The listing must be reproduced in full, exactly as it stands.
####################
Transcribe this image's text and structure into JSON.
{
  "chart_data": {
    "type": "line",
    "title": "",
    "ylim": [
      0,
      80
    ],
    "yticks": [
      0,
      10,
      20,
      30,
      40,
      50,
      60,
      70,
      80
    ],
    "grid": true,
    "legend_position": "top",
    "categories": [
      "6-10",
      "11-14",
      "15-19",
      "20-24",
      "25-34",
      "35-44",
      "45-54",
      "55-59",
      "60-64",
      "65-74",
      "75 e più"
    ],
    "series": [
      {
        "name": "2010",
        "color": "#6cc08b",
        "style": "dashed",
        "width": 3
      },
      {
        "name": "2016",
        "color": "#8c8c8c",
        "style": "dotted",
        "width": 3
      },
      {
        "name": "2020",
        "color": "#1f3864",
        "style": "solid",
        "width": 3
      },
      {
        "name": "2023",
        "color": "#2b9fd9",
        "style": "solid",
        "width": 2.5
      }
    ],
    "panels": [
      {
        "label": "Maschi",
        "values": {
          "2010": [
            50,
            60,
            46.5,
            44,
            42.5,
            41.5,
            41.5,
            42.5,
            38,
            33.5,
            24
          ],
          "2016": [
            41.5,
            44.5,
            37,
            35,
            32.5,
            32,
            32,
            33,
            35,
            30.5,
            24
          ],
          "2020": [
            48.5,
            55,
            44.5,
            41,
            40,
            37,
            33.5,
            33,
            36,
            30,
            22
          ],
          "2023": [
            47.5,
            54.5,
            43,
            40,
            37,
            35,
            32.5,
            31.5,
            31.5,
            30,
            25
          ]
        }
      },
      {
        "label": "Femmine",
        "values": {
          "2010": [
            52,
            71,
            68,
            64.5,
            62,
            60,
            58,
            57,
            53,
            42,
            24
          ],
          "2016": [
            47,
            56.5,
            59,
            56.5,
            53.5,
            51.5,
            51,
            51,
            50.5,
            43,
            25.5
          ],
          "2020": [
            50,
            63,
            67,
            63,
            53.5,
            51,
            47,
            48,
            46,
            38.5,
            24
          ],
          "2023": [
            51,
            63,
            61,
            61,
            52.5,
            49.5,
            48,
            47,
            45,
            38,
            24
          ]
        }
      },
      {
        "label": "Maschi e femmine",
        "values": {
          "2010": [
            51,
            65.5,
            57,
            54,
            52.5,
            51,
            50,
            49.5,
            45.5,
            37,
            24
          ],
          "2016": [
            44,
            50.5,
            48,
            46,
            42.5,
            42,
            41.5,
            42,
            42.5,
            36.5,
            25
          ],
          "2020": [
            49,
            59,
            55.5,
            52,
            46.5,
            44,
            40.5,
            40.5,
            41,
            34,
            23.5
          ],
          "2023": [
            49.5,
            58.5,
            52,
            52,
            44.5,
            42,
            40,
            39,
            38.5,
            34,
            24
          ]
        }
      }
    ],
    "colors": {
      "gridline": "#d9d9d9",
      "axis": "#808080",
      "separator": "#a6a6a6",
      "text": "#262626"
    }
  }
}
####################
- _Exercise output_
Transcribe this image's text and structure into JSON.
{
  "chart_data": {
    "type": "line",
    "title": "",
    "ylim": [
      0,
      80
    ],
    "yticks": [
      0,
      10,
      20,
      30,
      40,
      50,
      60,
      70,
      80
    ],
    "grid": true,
    "legend_position": "top",
    "categories": [
      "6-10",
      "11-14",
      "15-19",
      "20-24",
      "25-34",
      "35-44",
      "45-54",
      "55-59",
      "60-64",
      "65-74",
      "75 e più"
    ],
    "series": [
      {
        "name": "2010",
        "color": "#6cc08b",
        "style": "dashed",
        "width": 3
      },
      {
        "name": "2016",
        "color": "#8c8c8c",
        "style": "dotted",
        "width": 3
      },
      {
        "name": "2020",
        "color": "#1f3864",
        "style": "solid",
        "width": 3
      },
      {
        "name": "2023",
        "color": "#2b9fd9",
        "style": "solid",
        "width": 2.5
      }
    ],
    "panels": [
      {
        "label": "Maschi",
        "values": {
          "2010": [
            50,
            60,
            46.5,
            44,
            42.5,
            41.5,
            41.5,
            42.5,
            38,
            33.5,
            24
          ],
          "2016": [
            41.5,
            44.5,
            37,
            35,
            32.5,
            32,
            32,
            33,
            35,
            30.5,
            24
          ],
          "2020": [
            48.5,
            55,
            44.5,
            41,
            40,
            37,
            33.5,
            33,
            36,
            30,
            22
          ],
          "2023": [
            47.5,
            54.5,
            43,
            40,
            37,
            35,
            32.5,
            31.5,
            31.5,
            30,
            25
          ]
        }
      },
      {
        "label": "Femmine",
        "values": {
          "2010": [
            52,
            71,
            68,
            64.5,
            62,
            60,
            58,
            57,
            53,
            42,
            24
          ],
          "2016": [
            47,
            56.5,
            59,
            56.5,
            53.5,
            51.5,
            51,
            51,
            50.5,
            43,
            25.5
          ],
          "2020": [
            50,
            63,
            67,
            63,
            53.5,
            51,
            47,
            48,
            46,
            38.5,
            24
          ],
          "2023": [
            51,
            63,
            61,
            61,
            52.5,
            49.5,
            48,
            47,
            45,
            38,
            24
          ]
        }
      },
      {
        "label": "Maschi e femmine",
        "values": {
          "2010": [
            51,
            65.5,
            57,
            54,
            52.5,
            51,
            50,
            49.5,
            45.5,
            37,
            24
          ],
          "2016": [
            44,
            50.5,
            48,
            46,
            42.5,
            42,
            41.5,
            42,
            42.5,
            36.5,
            25
          ],
          "2020": [
            49,
            59,
            55.5,
            52,
            46.5,
            44,
            40.5,
            40.5,
            41,
            34,
            23.5
          ],
          "2023": [
            49.5,
            58.5,
            52,
            52,
            44.5,
            42,
            40,
            39,
            38.5,
            34,
            24
          ]
        }
      }
    ],
    "colors": {
      "gridline": "#d9d9d9",
      "axis": "#808080",
      "separator": "#a6a6a6",
      "text": "#262626"
    }
  }
}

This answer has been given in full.